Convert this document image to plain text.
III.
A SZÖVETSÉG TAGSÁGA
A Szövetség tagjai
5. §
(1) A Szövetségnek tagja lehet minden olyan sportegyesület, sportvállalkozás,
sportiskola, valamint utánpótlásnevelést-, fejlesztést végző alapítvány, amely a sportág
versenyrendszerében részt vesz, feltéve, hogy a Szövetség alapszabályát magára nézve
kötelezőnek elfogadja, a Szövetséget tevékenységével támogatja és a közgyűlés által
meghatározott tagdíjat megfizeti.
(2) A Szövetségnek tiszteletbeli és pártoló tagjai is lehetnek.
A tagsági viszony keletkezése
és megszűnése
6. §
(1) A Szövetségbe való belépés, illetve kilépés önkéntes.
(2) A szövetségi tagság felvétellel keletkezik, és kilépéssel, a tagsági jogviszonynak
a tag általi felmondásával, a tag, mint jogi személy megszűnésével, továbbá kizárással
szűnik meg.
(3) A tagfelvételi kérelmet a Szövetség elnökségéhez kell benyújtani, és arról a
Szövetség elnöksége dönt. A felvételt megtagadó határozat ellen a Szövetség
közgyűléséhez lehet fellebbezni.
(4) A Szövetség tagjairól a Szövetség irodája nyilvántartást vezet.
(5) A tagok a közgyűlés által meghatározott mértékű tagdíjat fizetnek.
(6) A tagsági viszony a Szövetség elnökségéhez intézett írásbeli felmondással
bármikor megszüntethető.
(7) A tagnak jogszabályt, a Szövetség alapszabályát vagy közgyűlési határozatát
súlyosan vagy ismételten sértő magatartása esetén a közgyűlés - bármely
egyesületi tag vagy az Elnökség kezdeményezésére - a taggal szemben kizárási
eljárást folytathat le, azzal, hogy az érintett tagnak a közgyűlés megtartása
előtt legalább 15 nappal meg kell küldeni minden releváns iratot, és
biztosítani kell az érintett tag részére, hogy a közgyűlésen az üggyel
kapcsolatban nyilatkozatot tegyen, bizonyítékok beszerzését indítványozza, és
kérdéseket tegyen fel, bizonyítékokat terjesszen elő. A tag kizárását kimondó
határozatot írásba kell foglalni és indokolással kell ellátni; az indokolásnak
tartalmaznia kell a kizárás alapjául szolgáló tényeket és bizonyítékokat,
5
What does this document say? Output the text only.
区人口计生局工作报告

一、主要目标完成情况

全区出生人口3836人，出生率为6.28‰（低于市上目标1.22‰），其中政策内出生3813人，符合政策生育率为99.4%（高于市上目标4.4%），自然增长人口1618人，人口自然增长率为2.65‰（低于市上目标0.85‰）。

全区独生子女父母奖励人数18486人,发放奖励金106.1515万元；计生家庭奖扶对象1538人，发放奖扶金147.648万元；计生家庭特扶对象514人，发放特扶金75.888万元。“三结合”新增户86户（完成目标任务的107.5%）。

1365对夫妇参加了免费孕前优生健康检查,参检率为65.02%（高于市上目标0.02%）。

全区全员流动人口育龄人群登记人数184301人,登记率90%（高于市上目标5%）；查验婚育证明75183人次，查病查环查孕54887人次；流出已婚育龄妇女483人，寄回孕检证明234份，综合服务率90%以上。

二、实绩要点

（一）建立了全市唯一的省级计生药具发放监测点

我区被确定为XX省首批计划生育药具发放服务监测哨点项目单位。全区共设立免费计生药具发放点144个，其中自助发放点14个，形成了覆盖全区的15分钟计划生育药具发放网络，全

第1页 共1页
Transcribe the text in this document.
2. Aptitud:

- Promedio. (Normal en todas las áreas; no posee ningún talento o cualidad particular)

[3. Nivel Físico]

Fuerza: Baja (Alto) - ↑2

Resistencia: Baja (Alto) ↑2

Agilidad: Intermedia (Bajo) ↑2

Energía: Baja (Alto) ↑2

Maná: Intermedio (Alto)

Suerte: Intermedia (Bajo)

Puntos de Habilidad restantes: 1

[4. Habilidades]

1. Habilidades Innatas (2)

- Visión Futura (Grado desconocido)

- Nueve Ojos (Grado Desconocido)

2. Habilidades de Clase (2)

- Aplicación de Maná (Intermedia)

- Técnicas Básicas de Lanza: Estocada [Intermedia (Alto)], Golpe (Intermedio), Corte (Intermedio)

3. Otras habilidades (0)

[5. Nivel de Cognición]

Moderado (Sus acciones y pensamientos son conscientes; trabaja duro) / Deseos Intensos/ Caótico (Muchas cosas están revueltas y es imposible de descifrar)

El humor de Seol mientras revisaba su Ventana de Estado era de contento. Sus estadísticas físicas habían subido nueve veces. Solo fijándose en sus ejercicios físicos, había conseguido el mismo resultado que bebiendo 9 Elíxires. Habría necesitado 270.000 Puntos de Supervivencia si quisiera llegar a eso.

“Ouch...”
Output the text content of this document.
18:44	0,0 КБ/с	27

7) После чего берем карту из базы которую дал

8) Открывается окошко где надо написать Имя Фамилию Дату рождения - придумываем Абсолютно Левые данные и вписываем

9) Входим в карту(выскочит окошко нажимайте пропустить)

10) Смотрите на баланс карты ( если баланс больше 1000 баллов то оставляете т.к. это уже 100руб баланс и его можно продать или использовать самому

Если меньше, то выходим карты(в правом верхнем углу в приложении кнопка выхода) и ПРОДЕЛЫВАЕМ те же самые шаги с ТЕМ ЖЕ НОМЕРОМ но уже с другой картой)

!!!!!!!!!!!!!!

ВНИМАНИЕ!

◆ WHAT THIS TASK INVOLVES
Retype all of the data shown above, word for word.

◆ ANSWER IN FULL
Convert this document image to plain text.
III.
A SZÖVETSÉG TAGSÁGA
A Szövetség tagjai
5. §
(1) A Szövetségnek tagja lehet minden olyan sportegyesület, sportvállalkozás,
sportiskola, valamint utánpótlásnevelést-, fejlesztést végző alapítvány, amely a sportág
versenyrendszerében részt vesz, feltéve, hogy a Szövetség alapszabályát magára nézve
kötelezőnek elfogadja, a Szövetséget tevékenységével támogatja és a közgyűlés által
meghatározott tagdíjat megfizeti.
(2) A Szövetségnek tiszteletbeli és pártoló tagjai is lehetnek.
A tagsági viszony keletkezése
és megszűnése
6. §
(1) A Szövetségbe való belépés, illetve kilépés önkéntes.
(2) A szövetségi tagság felvétellel keletkezik, és kilépéssel, a tagsági jogviszonynak
a tag általi felmondásával, a tag, mint jogi személy megszűnésével, továbbá kizárással
szűnik meg.
(3) A tagfelvételi kérelmet a Szövetség elnökségéhez kell benyújtani, és arról a
Szövetség elnöksége dönt. A felvételt megtagadó határozat ellen a Szövetség
közgyűléséhez lehet fellebbezni.
(4) A Szövetség tagjairól a Szövetség irodája nyilvántartást vezet.
(5) A tagok a közgyűlés által meghatározott mértékű tagdíjat fizetnek.
(6) A tagsági viszony a Szövetség elnökségéhez intézett írásbeli felmondással
bármikor megszüntethető.
(7) A tagnak jogszabályt, a Szövetség alapszabályát vagy közgyűlési határozatát
súlyosan vagy ismételten sértő magatartása esetén a közgyűlés - bármely
egyesületi tag vagy az Elnökség kezdeményezésére - a taggal szemben kizárási
eljárást folytathat le, azzal, hogy az érintett tagnak a közgyűlés megtartása
előtt legalább 15 nappal meg kell küldeni minden releváns iratot, és
biztosítani kell az érintett tag részére, hogy a közgyűlésen az üggyel
kapcsolatban nyilatkozatot tegyen, bizonyítékok beszerzését indítványozza, és
kérdéseket tegyen fel, bizonyítékokat terjesszen elő. A tag kizárását kimondó
határozatot írásba kell foglalni és indokolással kell ellátni; az indokolásnak
tartalmaznia kell a kizárás alapjául szolgáló tényeket és bizonyítékokat,
5
What does this document say? Output the text only.
区人口计生局工作报告

一、主要目标完成情况

全区出生人口3836人，出生率为6.28‰（低于市上目标1.22‰），其中政策内出生3813人，符合政策生育率为99.4%（高于市上目标4.4%），自然增长人口1618人，人口自然增长率为2.65‰（低于市上目标0.85‰）。

全区独生子女父母奖励人数18486人,发放奖励金106.1515万元；计生家庭奖扶对象1538人，发放奖扶金147.648万元；计生家庭特扶对象514人，发放特扶金75.888万元。“三结合”新增户86户（完成目标任务的107.5%）。

1365对夫妇参加了免费孕前优生健康检查,参检率为65.02%（高于市上目标0.02%）。

全区全员流动人口育龄人群登记人数184301人,登记率90%（高于市上目标5%）；查验婚育证明75183人次，查病查环查孕54887人次；流出已婚育龄妇女483人，寄回孕检证明234份，综合服务率90%以上。

二、实绩要点

（一）建立了全市唯一的省级计生药具发放监测点

我区被确定为XX省首批计划生育药具发放服务监测哨点项目单位。全区共设立免费计生药具发放点144个，其中自助发放点14个，形成了覆盖全区的15分钟计划生育药具发放网络，全

第1页 共1页
Transcribe the text in this document.
2. Aptitud:

- Promedio. (Normal en todas las áreas; no posee ningún talento o cualidad particular)

[3. Nivel Físico]

Fuerza: Baja (Alto) - ↑2

Resistencia: Baja (Alto) ↑2

Agilidad: Intermedia (Bajo) ↑2

Energía: Baja (Alto) ↑2

Maná: Intermedio (Alto)

Suerte: Intermedia (Bajo)

Puntos de Habilidad restantes: 1

[4. Habilidades]

1. Habilidades Innatas (2)

- Visión Futura (Grado desconocido)

- Nueve Ojos (Grado Desconocido)

2. Habilidades de Clase (2)

- Aplicación de Maná (Intermedia)

- Técnicas Básicas de Lanza: Estocada [Intermedia (Alto)], Golpe (Intermedio), Corte (Intermedio)

3. Otras habilidades (0)

[5. Nivel de Cognición]

Moderado (Sus acciones y pensamientos son conscientes; trabaja duro) / Deseos Intensos/ Caótico (Muchas cosas están revueltas y es imposible de descifrar)

El humor de Seol mientras revisaba su Ventana de Estado era de contento. Sus estadísticas físicas habían subido nueve veces. Solo fijándose en sus ejercicios físicos, había conseguido el mismo resultado que bebiendo 9 Elíxires. Habría necesitado 270.000 Puntos de Supervivencia si quisiera llegar a eso.

“Ouch...”
Output the text content of this document.
18:44	0,0 КБ/с	27

7) После чего берем карту из базы которую дал

8) Открывается окошко где надо написать Имя Фамилию Дату рождения - придумываем Абсолютно Левые данные и вписываем

9) Входим в карту(выскочит окошко нажимайте пропустить)

10) Смотрите на баланс карты ( если баланс больше 1000 баллов то оставляете т.к. это уже 100руб баланс и его можно продать или использовать самому

Если меньше, то выходим карты(в правом верхнем углу в приложении кнопка выхода) и ПРОДЕЛЫВАЕМ те же самые шаги с ТЕМ ЖЕ НОМЕРОМ но уже с другой картой)

!!!!!!!!!!!!!!

ВНИМАНИЕ!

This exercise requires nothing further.